[PROVIDED DATA]:
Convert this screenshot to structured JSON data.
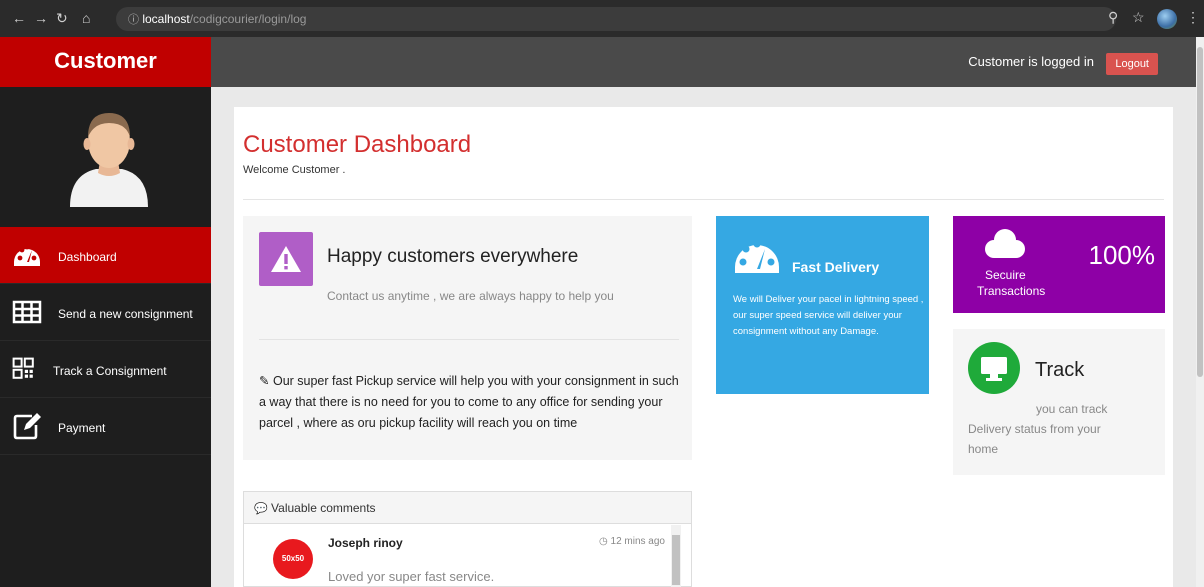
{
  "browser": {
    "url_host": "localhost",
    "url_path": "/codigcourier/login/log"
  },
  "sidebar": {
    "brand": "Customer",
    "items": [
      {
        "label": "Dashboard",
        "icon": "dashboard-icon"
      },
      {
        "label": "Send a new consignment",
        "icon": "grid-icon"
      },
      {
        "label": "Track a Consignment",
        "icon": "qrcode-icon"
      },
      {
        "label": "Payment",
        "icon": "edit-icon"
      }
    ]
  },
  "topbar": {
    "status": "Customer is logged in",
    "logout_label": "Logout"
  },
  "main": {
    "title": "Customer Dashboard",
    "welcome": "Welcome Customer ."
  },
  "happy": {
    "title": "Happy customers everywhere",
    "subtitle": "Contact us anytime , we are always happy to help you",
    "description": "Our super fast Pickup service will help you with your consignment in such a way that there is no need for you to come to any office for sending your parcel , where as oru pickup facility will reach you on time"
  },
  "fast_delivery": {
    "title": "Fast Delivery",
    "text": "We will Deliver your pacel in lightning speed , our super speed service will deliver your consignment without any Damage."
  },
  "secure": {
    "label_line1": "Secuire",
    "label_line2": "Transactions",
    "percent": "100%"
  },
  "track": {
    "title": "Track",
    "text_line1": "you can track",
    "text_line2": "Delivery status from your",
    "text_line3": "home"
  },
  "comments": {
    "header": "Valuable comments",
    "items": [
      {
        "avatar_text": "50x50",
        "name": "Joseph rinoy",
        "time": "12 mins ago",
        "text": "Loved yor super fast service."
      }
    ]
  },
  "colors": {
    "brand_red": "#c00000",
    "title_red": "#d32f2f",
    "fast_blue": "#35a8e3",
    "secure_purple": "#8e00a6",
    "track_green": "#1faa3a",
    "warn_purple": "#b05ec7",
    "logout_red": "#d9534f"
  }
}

[AIM]:
Lines containing the word "super" must all be returned from the material above.

[WRITTEN RESPONSE]:
    "description": "Our super fast Pickup service will help you with your consignment in such a way that there is no need for you to come to any office for sending your parcel , where as oru pickup facility will reach you on time"
    "text": "We will Deliver your pacel in lightning speed , our super speed service will deliver your consignment without any Damage."
        "text": "Loved yor super fast service."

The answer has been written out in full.